- What is required:
Continue the passage about Adele from where it ends.

Top of Source document

As Tedder and many others have learned, Adele, 24, routinely dismantles what it means to be a modern pop star. She smoked and drank her way through recording sessions – half a pack a day, by her own count, during the making of her massive album 21. She talks openly to the press about her private life, weight issues and love of a good drink. She’ll record an entire album with one of the biggest producers in the business, who also happened to run her label at the time – then ditch most of it and opt for much rawer early takes. She turns down offers to plaster her name on products or play superlucrative gigs for the one percent. On tour, she simply stands and sings – no Auto-Tune to help correct her voice, no choreography with backup dancers.

Bottom of Source document
Top of Raw data

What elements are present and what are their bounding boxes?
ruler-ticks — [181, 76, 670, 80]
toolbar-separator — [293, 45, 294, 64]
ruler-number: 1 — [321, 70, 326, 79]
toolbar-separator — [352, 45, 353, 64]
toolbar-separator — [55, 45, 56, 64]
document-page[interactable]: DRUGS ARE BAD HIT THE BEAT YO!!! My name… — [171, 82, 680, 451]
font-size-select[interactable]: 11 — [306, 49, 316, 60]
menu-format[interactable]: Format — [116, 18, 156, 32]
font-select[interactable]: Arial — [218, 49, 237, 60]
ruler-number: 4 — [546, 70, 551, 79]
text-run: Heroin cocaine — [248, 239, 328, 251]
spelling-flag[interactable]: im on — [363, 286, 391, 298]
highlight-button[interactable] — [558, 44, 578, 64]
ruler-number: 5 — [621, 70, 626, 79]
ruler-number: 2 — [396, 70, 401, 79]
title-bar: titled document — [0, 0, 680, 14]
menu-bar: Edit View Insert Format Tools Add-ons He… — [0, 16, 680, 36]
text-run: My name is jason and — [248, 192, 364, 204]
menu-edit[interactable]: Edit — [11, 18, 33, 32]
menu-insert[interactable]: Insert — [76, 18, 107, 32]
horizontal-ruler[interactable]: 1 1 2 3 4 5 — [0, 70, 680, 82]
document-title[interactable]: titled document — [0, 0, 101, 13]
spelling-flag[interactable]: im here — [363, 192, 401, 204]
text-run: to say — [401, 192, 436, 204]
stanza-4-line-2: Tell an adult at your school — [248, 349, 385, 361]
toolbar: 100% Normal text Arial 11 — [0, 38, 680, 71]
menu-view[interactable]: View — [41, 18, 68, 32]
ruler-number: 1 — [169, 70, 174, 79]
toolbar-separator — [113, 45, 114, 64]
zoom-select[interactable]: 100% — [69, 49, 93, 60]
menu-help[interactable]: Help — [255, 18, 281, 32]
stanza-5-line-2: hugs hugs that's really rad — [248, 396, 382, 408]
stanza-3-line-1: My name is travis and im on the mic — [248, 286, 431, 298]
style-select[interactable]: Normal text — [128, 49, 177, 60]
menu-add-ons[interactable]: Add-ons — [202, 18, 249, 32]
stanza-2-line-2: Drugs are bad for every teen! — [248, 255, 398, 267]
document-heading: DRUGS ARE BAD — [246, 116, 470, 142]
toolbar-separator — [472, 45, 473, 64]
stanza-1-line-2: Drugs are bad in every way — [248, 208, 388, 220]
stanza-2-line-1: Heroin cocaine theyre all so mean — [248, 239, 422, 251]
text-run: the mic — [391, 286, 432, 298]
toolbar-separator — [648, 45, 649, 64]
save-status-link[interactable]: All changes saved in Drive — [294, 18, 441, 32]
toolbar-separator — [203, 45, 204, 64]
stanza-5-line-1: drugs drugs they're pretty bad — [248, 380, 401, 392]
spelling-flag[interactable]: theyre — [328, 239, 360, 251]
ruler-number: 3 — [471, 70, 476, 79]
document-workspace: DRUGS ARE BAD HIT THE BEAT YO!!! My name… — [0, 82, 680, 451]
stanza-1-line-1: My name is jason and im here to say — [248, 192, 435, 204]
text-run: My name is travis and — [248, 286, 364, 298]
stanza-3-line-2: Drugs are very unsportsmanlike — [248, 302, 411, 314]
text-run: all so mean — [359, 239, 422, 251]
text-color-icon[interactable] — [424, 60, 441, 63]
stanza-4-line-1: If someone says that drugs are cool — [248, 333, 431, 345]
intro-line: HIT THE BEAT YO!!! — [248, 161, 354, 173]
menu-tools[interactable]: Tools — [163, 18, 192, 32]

Bottom of Raw data

- Answer for the task:
“She’s got this very much fuck-you attitude,” admits Adele’s manager, Jonathan Dickins, who’s been working with her since 2006. (Once, when she was cut off while accepting a Brit Award, she flipped off the organizers.) In the meantime, Adele’s career has only exploded. 21 has now sold more than 9.7 million copies, spending more weeks in the Top 10 than Thriller. By the end of the year, it will most likely hit 10 million, which only about 100 other albums in history have accomplished. (By Eighties or Nineties standards, 21 would probably have sold nearly 20 million copies, akin to Whitney Houston‘s Bodyguard soundtrack, according to chart analyst Joel Whitburn.) 21 has also produced three Number One singles and garnered six Grammys, including Album, Record and Song of the Year. It’s even single-handedly propping up the CD, since about three-fourths of 21‘s sales are in that format.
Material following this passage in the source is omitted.